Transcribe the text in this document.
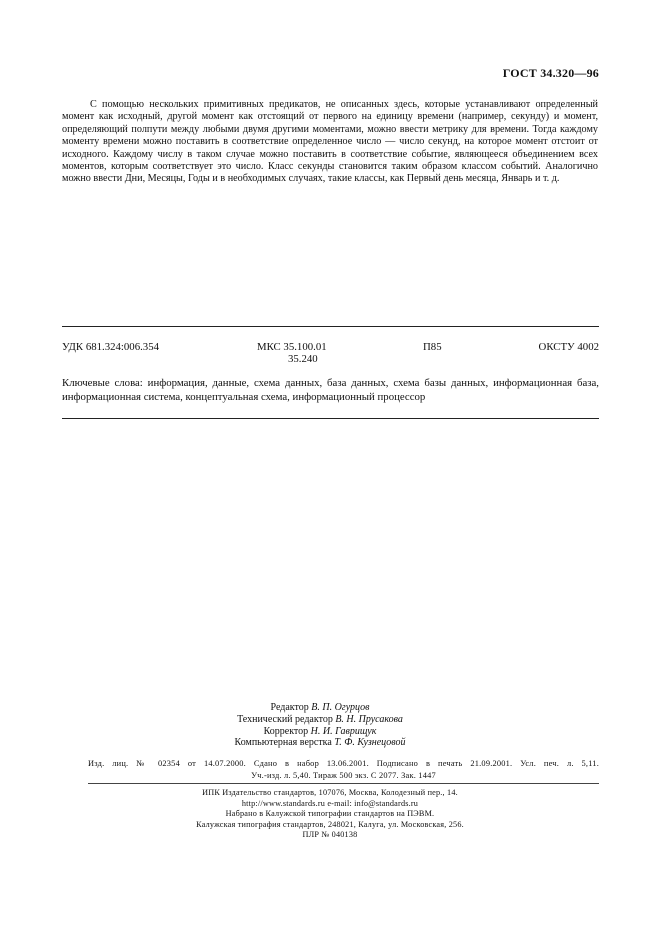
ГОСТ 34.320—96
С помощью нескольких примитивных предикатов, не описанных здесь, которые устанавливают определенный момент как исходный, другой момент как отстоящий от первого на единицу времени (например, секунду) и момент, определяющий полпути между любыми двумя другими моментами, можно ввести метрику для времени. Тогда каждому моменту времени можно поставить в соответствие определенное число — число секунд, на которое момент отстоит от исходного. Каждому числу в таком случае можно поставить в соответствие событие, являющееся объединением всех моментов, которым соответствует это число. Класс секунды становится таким образом классом событий. Аналогично можно ввести Дни, Месяцы, Годы и в необходимых случаях, такие классы, как Первый день месяца, Январь и т. д.
УДК 681.324:006.354	МКС 35.100.01
35.240
П85	ОКСТУ 4002
Ключевые слова: информация, данные, схема данных, база данных, схема базы данных, информационная база, информационная система, концептуальная схема, информационный процессор
Редактор В. П. Огурцов
Технический редактор В. Н. Прусакова
Корректор Н. И. Гаврищук
Компьютерная верстка Т. Ф. Кузнецовой
Изд. лиц. № 02354 от 14.07.2000. Сдано в набор 13.06.2001. Подписано в печать 21.09.2001. Усл. печ. л. 5,11.
Уч.-изд. л. 5,40. Тираж 500 экз. С 2077. Зак. 1447
ИПК Издательство стандартов, 107076, Москва, Колодезный пер., 14.
http://www.standards.ru e-mail: info@standards.ru
Набрано в Калужской типографии стандартов на ПЭВМ.
Калужская типография стандартов, 248021, Калуга, ул. Московская, 256.
ПЛР № 040138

————————

Count the lines of these entries that hold the string "стандартов", and give only that number.

3